DO THIS ::
Extract and list every line that contains the word "JSON".
**** DATA FOR THE TASK ****
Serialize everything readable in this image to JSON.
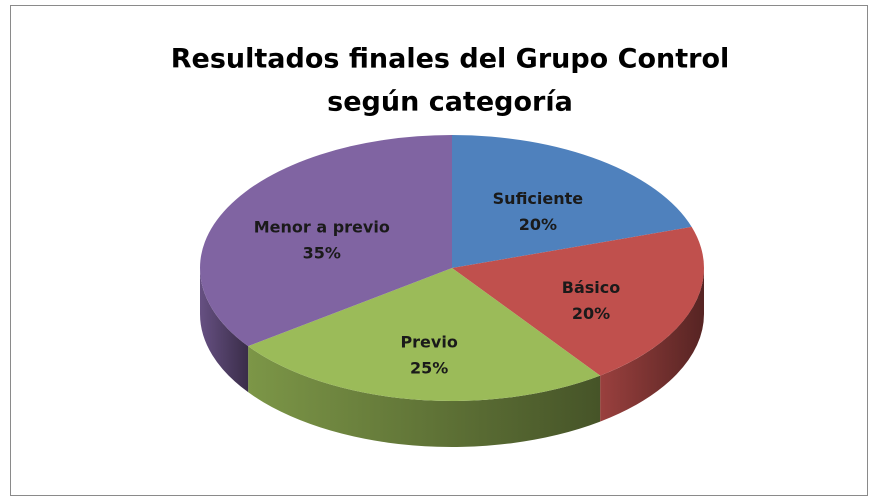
{
  "chart_data": {
    "type": "pie",
    "title": [
      "Resultados finales del Grupo Control",
      "según categoría"
    ],
    "categories": [
      "Suficiente",
      "Básico",
      "Previo",
      "Menor a previo"
    ],
    "values": [
      20,
      20,
      25,
      35
    ],
    "value_labels": [
      "20%",
      "20%",
      "25%",
      "35%"
    ],
    "colors": [
      "#4f81bd",
      "#c0504d",
      "#9bbb59",
      "#8064a2"
    ]
  }
}
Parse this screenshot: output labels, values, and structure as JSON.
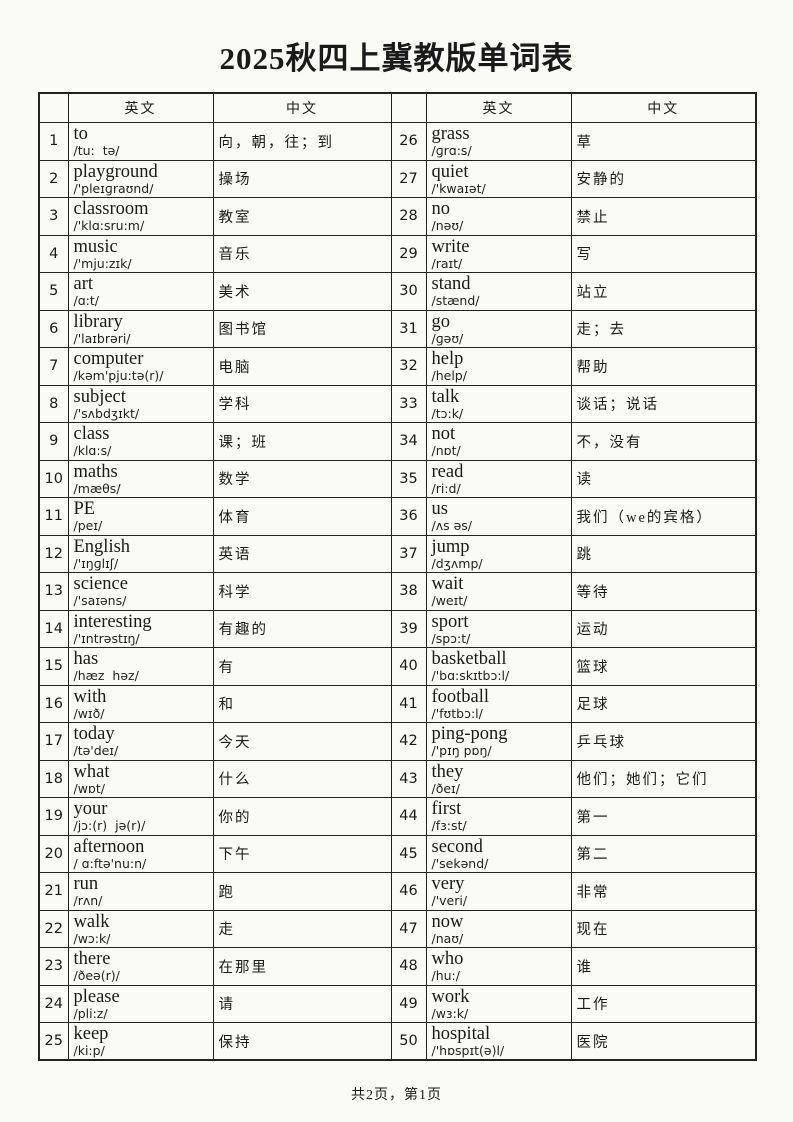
{
  "page": {
    "title": "2025秋四上冀教版单词表",
    "footer": "共2页，第1页"
  },
  "table": {
    "headers": {
      "en": "英文",
      "zh": "中文"
    },
    "entries": [
      {
        "num": 1,
        "word": "to",
        "phonetic": "/tu:  tə/",
        "meaning": "向，朝，往；到"
      },
      {
        "num": 2,
        "word": "playground",
        "phonetic": "/'pleɪɡraʊnd/",
        "meaning": "操场"
      },
      {
        "num": 3,
        "word": "classroom",
        "phonetic": "/'klɑ:sru:m/",
        "meaning": "教室"
      },
      {
        "num": 4,
        "word": "music",
        "phonetic": "/'mju:zɪk/",
        "meaning": "音乐"
      },
      {
        "num": 5,
        "word": "art",
        "phonetic": "/ɑ:t/",
        "meaning": "美术"
      },
      {
        "num": 6,
        "word": "library",
        "phonetic": "/'laɪbrəri/",
        "meaning": "图书馆"
      },
      {
        "num": 7,
        "word": "computer",
        "phonetic": "/kəm'pju:tə(r)/",
        "meaning": "电脑"
      },
      {
        "num": 8,
        "word": "subject",
        "phonetic": "/'sʌbdʒɪkt/",
        "meaning": "学科"
      },
      {
        "num": 9,
        "word": "class",
        "phonetic": "/klɑ:s/",
        "meaning": "课；班"
      },
      {
        "num": 10,
        "word": "maths",
        "phonetic": "/mæθs/",
        "meaning": "数学"
      },
      {
        "num": 11,
        "word": "PE",
        "phonetic": "/peɪ/",
        "meaning": "体育"
      },
      {
        "num": 12,
        "word": "English",
        "phonetic": "/'ɪŋɡlɪʃ/",
        "meaning": "英语"
      },
      {
        "num": 13,
        "word": "science",
        "phonetic": "/'saɪəns/",
        "meaning": "科学"
      },
      {
        "num": 14,
        "word": "interesting",
        "phonetic": "/'ɪntrəstɪŋ/",
        "meaning": "有趣的"
      },
      {
        "num": 15,
        "word": "has",
        "phonetic": "/hæz  həz/",
        "meaning": "有"
      },
      {
        "num": 16,
        "word": "with",
        "phonetic": "/wɪð/",
        "meaning": "和"
      },
      {
        "num": 17,
        "word": "today",
        "phonetic": "/tə'deɪ/",
        "meaning": "今天"
      },
      {
        "num": 18,
        "word": "what",
        "phonetic": "/wɒt/",
        "meaning": "什么"
      },
      {
        "num": 19,
        "word": "your",
        "phonetic": "/jɔ:(r)  jə(r)/",
        "meaning": "你的"
      },
      {
        "num": 20,
        "word": "afternoon",
        "phonetic": "/ ɑ:ftə'nu:n/",
        "meaning": "下午"
      },
      {
        "num": 21,
        "word": "run",
        "phonetic": "/rʌn/",
        "meaning": "跑"
      },
      {
        "num": 22,
        "word": "walk",
        "phonetic": "/wɔ:k/",
        "meaning": "走"
      },
      {
        "num": 23,
        "word": "there",
        "phonetic": "/ðeə(r)/",
        "meaning": "在那里"
      },
      {
        "num": 24,
        "word": "please",
        "phonetic": "/pli:z/",
        "meaning": "请"
      },
      {
        "num": 25,
        "word": "keep",
        "phonetic": "/ki:p/",
        "meaning": "保持"
      },
      {
        "num": 26,
        "word": "grass",
        "phonetic": "/ɡrɑ:s/",
        "meaning": "草"
      },
      {
        "num": 27,
        "word": "quiet",
        "phonetic": "/'kwaɪət/",
        "meaning": "安静的"
      },
      {
        "num": 28,
        "word": "no",
        "phonetic": "/nəʊ/",
        "meaning": "禁止"
      },
      {
        "num": 29,
        "word": "write",
        "phonetic": "/raɪt/",
        "meaning": "写"
      },
      {
        "num": 30,
        "word": "stand",
        "phonetic": "/stænd/",
        "meaning": "站立"
      },
      {
        "num": 31,
        "word": "go",
        "phonetic": "/ɡəʊ/",
        "meaning": "走；去"
      },
      {
        "num": 32,
        "word": "help",
        "phonetic": "/help/",
        "meaning": "帮助"
      },
      {
        "num": 33,
        "word": "talk",
        "phonetic": "/tɔ:k/",
        "meaning": "谈话；说话"
      },
      {
        "num": 34,
        "word": "not",
        "phonetic": "/nɒt/",
        "meaning": "不，没有"
      },
      {
        "num": 35,
        "word": "read",
        "phonetic": "/ri:d/",
        "meaning": "读"
      },
      {
        "num": 36,
        "word": "us",
        "phonetic": "/ʌs əs/",
        "meaning": "我们（we的宾格）"
      },
      {
        "num": 37,
        "word": "jump",
        "phonetic": "/dʒʌmp/",
        "meaning": "跳"
      },
      {
        "num": 38,
        "word": "wait",
        "phonetic": "/weɪt/",
        "meaning": "等待"
      },
      {
        "num": 39,
        "word": "sport",
        "phonetic": "/spɔ:t/",
        "meaning": "运动"
      },
      {
        "num": 40,
        "word": "basketball",
        "phonetic": "/'bɑ:skɪtbɔ:l/",
        "meaning": "篮球"
      },
      {
        "num": 41,
        "word": "football",
        "phonetic": "/'fʊtbɔ:l/",
        "meaning": "足球"
      },
      {
        "num": 42,
        "word": "ping-pong",
        "phonetic": "/'pɪŋ pɒŋ/",
        "meaning": "乒乓球"
      },
      {
        "num": 43,
        "word": "they",
        "phonetic": "/ðeɪ/",
        "meaning": "他们；她们；它们"
      },
      {
        "num": 44,
        "word": "first",
        "phonetic": "/fɜ:st/",
        "meaning": "第一"
      },
      {
        "num": 45,
        "word": "second",
        "phonetic": "/'sekənd/",
        "meaning": "第二"
      },
      {
        "num": 46,
        "word": "very",
        "phonetic": "/'veri/",
        "meaning": "非常"
      },
      {
        "num": 47,
        "word": "now",
        "phonetic": "/naʊ/",
        "meaning": "现在"
      },
      {
        "num": 48,
        "word": "who",
        "phonetic": "/hu:/",
        "meaning": "谁"
      },
      {
        "num": 49,
        "word": "work",
        "phonetic": "/wɜ:k/",
        "meaning": "工作"
      },
      {
        "num": 50,
        "word": "hospital",
        "phonetic": "/'hɒspɪt(ə)l/",
        "meaning": "医院"
      }
    ]
  }
}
****
RESPONSE TO THE EXERCISE ::
Serialize everything readable in this image to JSON.
Parse this screenshot: output labels, values, and structure as JSON.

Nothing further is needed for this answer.